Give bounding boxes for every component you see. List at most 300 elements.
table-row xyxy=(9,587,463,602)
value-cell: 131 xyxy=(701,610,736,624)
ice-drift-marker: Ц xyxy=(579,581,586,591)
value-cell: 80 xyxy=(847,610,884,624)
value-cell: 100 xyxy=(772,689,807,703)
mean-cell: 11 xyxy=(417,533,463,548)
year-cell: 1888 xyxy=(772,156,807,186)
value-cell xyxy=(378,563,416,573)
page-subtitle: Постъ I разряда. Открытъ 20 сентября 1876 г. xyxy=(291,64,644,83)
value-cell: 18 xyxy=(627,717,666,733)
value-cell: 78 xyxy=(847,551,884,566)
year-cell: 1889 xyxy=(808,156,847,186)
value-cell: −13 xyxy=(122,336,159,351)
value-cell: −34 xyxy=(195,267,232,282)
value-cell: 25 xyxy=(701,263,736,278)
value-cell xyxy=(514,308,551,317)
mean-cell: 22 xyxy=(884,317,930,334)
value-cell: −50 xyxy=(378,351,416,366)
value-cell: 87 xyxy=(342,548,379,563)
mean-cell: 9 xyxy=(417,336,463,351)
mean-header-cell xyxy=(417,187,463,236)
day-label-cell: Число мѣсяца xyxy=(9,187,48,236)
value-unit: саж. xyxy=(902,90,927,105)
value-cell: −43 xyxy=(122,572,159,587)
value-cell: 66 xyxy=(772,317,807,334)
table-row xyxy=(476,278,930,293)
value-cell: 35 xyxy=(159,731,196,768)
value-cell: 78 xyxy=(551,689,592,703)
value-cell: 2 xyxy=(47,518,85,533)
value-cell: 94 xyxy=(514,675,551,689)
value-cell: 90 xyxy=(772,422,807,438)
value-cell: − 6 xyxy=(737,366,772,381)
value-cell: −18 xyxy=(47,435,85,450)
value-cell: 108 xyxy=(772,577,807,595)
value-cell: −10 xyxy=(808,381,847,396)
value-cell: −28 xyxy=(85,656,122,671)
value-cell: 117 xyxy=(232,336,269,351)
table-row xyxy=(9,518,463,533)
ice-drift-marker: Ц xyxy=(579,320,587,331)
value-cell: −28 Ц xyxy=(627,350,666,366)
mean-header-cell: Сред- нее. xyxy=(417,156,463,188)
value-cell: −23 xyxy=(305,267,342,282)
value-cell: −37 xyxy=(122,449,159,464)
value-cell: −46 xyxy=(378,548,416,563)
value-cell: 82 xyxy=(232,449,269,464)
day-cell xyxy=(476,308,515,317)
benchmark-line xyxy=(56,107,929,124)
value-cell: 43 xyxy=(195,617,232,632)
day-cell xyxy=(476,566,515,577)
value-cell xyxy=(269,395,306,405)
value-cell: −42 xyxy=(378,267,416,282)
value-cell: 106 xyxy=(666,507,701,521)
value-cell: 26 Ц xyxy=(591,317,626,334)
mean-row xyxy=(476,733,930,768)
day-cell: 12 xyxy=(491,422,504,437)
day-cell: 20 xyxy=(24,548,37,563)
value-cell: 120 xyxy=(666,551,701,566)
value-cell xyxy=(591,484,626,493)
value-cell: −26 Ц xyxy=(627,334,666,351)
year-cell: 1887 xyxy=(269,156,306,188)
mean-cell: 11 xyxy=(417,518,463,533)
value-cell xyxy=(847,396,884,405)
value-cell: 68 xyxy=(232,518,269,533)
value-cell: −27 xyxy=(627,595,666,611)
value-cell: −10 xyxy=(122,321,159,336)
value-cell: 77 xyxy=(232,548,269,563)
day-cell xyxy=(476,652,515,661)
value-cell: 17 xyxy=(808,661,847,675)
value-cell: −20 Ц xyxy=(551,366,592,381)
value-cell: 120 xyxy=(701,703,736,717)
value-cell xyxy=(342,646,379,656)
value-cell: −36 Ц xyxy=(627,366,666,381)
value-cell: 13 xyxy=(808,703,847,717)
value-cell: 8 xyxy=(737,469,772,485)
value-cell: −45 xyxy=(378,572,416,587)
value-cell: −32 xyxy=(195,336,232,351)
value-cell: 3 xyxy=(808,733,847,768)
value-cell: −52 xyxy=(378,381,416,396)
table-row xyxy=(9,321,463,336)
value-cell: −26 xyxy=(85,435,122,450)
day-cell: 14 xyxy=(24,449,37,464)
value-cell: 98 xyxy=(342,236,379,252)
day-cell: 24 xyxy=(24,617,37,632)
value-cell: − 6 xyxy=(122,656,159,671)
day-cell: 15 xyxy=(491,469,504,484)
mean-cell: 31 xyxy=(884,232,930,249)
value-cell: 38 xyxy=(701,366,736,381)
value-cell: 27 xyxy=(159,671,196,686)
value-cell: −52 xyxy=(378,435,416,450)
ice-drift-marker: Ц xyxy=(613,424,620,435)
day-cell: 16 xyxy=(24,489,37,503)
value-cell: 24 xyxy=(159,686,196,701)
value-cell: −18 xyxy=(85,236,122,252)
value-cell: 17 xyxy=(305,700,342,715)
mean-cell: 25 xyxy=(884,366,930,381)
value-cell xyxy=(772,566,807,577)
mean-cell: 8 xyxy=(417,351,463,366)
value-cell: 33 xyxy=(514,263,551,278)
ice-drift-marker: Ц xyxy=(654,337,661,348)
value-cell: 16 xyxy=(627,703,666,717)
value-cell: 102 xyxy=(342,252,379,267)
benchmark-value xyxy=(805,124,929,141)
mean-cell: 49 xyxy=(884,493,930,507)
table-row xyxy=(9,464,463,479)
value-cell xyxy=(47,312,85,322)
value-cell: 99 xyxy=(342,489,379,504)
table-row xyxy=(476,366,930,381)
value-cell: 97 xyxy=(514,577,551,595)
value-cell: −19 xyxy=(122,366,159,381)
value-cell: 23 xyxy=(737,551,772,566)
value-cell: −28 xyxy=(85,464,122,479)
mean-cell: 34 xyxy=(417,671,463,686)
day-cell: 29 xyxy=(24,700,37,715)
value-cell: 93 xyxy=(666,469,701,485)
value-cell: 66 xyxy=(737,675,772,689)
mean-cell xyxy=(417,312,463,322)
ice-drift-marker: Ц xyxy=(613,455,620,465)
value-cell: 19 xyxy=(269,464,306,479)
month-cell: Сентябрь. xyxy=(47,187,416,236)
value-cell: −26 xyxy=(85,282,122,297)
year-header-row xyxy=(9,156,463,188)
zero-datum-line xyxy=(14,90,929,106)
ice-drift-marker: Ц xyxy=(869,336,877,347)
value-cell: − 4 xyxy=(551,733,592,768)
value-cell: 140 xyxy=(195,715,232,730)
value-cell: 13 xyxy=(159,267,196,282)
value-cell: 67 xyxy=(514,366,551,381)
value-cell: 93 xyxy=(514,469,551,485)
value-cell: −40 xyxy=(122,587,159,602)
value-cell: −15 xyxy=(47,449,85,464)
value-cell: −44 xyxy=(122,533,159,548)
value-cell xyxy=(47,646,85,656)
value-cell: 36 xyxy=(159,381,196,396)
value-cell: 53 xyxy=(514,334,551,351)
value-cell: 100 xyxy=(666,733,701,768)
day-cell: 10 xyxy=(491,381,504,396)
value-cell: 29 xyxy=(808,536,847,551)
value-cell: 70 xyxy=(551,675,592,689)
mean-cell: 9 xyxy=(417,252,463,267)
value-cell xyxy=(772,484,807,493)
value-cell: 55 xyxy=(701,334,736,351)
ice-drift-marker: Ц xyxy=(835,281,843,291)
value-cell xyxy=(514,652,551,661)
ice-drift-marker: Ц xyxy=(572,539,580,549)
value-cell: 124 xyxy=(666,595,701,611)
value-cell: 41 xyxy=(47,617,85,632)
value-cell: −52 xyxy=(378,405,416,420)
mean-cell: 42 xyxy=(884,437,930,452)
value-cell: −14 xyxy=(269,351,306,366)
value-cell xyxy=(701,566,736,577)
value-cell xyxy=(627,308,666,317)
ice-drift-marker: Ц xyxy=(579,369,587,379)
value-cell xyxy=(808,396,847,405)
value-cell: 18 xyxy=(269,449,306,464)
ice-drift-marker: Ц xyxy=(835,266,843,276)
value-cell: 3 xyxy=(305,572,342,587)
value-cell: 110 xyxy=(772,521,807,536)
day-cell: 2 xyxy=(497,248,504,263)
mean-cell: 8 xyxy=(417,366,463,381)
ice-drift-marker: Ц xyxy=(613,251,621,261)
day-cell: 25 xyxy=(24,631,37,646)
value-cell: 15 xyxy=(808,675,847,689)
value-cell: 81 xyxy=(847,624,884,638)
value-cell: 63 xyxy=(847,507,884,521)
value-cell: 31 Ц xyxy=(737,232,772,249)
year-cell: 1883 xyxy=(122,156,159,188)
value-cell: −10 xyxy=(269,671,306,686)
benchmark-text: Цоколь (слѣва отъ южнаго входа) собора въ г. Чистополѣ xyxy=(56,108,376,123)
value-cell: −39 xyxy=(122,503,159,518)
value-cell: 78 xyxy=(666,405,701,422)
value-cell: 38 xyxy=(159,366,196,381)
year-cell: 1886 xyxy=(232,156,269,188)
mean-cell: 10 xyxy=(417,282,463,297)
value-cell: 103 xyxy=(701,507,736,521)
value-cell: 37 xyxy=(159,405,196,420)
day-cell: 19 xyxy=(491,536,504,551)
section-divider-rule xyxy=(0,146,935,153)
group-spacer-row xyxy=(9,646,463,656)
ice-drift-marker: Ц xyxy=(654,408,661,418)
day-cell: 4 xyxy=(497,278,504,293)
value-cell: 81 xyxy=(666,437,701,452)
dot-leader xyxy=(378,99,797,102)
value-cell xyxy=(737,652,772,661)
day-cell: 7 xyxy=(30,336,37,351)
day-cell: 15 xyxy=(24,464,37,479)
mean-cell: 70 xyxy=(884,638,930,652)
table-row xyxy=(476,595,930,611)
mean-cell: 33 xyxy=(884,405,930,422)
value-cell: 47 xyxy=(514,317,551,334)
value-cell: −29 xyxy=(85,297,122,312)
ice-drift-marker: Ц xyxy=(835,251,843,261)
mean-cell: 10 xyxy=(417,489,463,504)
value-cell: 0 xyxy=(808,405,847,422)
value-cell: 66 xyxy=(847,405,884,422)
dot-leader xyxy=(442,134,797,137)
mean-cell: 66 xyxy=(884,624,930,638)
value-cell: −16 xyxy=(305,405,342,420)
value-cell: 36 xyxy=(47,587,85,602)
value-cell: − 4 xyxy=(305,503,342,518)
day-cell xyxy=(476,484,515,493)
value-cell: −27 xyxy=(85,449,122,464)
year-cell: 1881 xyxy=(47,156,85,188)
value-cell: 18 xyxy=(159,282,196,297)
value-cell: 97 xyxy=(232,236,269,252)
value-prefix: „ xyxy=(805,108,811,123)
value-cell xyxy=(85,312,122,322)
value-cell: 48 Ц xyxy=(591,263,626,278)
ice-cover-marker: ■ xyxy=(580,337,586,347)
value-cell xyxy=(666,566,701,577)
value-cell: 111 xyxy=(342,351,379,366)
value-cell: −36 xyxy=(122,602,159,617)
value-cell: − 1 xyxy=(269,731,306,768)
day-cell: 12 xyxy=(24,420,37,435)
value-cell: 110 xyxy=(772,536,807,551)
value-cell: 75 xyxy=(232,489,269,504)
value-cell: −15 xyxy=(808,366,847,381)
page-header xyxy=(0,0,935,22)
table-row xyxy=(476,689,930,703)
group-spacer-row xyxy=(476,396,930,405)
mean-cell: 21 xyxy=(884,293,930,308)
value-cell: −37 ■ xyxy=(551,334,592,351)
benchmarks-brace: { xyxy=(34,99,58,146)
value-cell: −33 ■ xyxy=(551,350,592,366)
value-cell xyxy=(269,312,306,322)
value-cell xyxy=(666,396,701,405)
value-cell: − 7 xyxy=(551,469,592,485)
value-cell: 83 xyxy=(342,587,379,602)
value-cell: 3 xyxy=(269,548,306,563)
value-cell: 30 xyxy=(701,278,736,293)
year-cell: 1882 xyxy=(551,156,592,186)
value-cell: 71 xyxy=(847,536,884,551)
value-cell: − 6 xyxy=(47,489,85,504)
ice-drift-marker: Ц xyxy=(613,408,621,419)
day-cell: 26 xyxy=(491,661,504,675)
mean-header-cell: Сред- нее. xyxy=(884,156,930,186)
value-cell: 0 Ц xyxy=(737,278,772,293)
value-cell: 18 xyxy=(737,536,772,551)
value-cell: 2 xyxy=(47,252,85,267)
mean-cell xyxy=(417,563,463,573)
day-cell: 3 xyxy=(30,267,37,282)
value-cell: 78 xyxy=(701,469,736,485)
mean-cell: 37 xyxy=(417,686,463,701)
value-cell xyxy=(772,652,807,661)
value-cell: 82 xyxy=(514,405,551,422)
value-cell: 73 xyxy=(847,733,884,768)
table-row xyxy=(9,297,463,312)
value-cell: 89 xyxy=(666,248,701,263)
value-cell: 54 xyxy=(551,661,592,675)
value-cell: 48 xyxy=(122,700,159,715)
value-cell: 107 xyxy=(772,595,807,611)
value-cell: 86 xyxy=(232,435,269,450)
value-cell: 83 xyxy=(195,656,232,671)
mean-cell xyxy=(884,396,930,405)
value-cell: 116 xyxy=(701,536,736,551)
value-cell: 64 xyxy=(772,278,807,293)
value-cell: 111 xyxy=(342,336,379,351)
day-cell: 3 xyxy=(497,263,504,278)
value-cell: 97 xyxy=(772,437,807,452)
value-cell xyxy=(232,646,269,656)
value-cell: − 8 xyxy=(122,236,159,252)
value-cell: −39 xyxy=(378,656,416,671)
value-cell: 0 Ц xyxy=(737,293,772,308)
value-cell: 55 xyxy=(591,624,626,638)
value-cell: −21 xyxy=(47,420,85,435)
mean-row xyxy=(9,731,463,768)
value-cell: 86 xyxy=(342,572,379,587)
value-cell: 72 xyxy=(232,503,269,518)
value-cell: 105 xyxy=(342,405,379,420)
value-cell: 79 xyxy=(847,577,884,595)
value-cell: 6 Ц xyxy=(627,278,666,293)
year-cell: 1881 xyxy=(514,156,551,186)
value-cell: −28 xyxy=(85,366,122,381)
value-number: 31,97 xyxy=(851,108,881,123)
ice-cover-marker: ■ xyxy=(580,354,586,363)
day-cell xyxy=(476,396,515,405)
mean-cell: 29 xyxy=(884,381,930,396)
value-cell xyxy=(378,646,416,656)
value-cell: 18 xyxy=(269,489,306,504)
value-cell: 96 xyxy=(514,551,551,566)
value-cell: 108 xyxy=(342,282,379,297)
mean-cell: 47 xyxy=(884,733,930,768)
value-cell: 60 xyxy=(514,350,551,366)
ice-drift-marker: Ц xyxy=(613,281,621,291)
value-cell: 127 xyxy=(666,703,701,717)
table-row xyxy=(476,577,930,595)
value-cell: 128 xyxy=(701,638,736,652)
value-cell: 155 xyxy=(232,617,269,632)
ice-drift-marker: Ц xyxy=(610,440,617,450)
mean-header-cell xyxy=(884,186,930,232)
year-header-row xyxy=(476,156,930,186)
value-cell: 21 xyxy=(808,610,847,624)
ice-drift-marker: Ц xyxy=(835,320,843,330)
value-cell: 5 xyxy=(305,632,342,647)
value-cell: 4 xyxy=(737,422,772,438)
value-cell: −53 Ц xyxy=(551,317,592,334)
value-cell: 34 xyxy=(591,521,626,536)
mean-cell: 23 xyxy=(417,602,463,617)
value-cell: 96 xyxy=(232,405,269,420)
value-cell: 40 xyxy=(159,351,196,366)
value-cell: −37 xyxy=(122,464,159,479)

▸ Given exercise
Change every "ice-drift-marker" to "drift-ice-marker" in the material from its first line through the line containing "year-cell: 1887 xyxy=(269,156,306,188)", and give those lines back with nothing else altered.

▸ The result
Give bounding boxes for every component you see. List at most 300 elements.
table-row xyxy=(9,587,463,602)
value-cell: 131 xyxy=(701,610,736,624)
drift-ice-marker: Ц xyxy=(579,581,586,591)
value-cell: 80 xyxy=(847,610,884,624)
value-cell: 100 xyxy=(772,689,807,703)
mean-cell: 11 xyxy=(417,533,463,548)
year-cell: 1888 xyxy=(772,156,807,186)
value-cell xyxy=(378,563,416,573)
page-subtitle: Постъ I разряда. Открытъ 20 сентября 1876 г. xyxy=(291,64,644,83)
value-cell: 18 xyxy=(627,717,666,733)
value-cell: 78 xyxy=(847,551,884,566)
year-cell: 1889 xyxy=(808,156,847,186)
value-cell: −13 xyxy=(122,336,159,351)
value-cell: −34 xyxy=(195,267,232,282)
value-cell: 25 xyxy=(701,263,736,278)
value-cell xyxy=(514,308,551,317)
mean-cell: 22 xyxy=(884,317,930,334)
value-cell: −50 xyxy=(378,351,416,366)
value-cell: 87 xyxy=(342,548,379,563)
mean-cell: 9 xyxy=(417,336,463,351)
mean-header-cell xyxy=(417,187,463,236)
day-label-cell: Число мѣсяца xyxy=(9,187,48,236)
value-unit: саж. xyxy=(902,90,927,105)
value-cell: −43 xyxy=(122,572,159,587)
value-cell: 66 xyxy=(772,317,807,334)
table-row xyxy=(476,278,930,293)
value-cell: 35 xyxy=(159,731,196,768)
value-cell: 78 xyxy=(551,689,592,703)
value-cell: 2 xyxy=(47,518,85,533)
value-cell: 94 xyxy=(514,675,551,689)
value-cell: 90 xyxy=(772,422,807,438)
value-cell: − 6 xyxy=(737,366,772,381)
value-cell: −18 xyxy=(47,435,85,450)
value-cell: 108 xyxy=(772,577,807,595)
value-cell: −10 xyxy=(808,381,847,396)
value-cell: −28 xyxy=(85,656,122,671)
value-cell: 117 xyxy=(232,336,269,351)
table-row xyxy=(9,518,463,533)
drift-ice-marker: Ц xyxy=(579,320,587,331)
value-cell: −28 Ц xyxy=(627,350,666,366)
mean-header-cell: Сред- нее. xyxy=(417,156,463,188)
value-cell: −23 xyxy=(305,267,342,282)
value-cell: −37 xyxy=(122,449,159,464)
value-cell: −46 xyxy=(378,548,416,563)
value-cell: 82 xyxy=(232,449,269,464)
day-cell xyxy=(476,308,515,317)
benchmark-line xyxy=(56,107,929,124)
value-cell: 43 xyxy=(195,617,232,632)
day-cell xyxy=(476,566,515,577)
value-cell xyxy=(269,395,306,405)
value-cell: −42 xyxy=(378,267,416,282)
value-cell: 106 xyxy=(666,507,701,521)
value-cell: 26 Ц xyxy=(591,317,626,334)
mean-row xyxy=(476,733,930,768)
day-cell: 12 xyxy=(491,422,504,437)
day-cell: 20 xyxy=(24,548,37,563)
value-cell: 120 xyxy=(666,551,701,566)
value-cell xyxy=(591,484,626,493)
value-cell: −26 Ц xyxy=(627,334,666,351)
year-cell: 1887 xyxy=(269,156,306,188)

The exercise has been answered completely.